> Record set
◇ ◇ ◇ ◇

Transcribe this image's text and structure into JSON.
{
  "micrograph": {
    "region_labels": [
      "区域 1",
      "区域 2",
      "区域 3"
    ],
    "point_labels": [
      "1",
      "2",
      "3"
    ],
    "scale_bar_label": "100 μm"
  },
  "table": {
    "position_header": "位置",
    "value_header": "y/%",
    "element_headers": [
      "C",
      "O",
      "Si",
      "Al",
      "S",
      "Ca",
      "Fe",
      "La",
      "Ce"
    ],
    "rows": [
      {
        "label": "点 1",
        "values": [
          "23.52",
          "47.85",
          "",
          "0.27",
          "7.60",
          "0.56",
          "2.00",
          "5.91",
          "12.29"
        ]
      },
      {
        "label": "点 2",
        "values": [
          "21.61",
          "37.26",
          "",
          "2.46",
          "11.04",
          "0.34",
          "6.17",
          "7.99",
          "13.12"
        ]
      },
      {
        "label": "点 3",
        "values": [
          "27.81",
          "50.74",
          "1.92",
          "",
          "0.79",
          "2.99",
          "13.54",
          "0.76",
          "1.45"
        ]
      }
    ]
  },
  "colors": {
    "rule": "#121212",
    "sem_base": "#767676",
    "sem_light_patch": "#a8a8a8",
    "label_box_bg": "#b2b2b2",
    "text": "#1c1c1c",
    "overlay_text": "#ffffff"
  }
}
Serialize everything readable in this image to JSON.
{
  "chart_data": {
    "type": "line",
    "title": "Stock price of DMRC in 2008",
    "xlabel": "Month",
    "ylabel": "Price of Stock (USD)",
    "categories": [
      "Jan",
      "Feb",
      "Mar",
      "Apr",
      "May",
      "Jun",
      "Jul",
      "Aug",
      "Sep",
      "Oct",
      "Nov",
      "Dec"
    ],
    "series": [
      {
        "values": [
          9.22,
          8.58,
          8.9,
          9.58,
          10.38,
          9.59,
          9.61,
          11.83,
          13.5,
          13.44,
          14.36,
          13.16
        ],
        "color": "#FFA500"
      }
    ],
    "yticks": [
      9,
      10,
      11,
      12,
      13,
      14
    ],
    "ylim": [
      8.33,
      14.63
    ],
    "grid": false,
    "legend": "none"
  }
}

◇ ◇ ◇ ◇

> Exercise
Each line containing the word "Stock" counts once; report the total alone.

> Answer to this task
2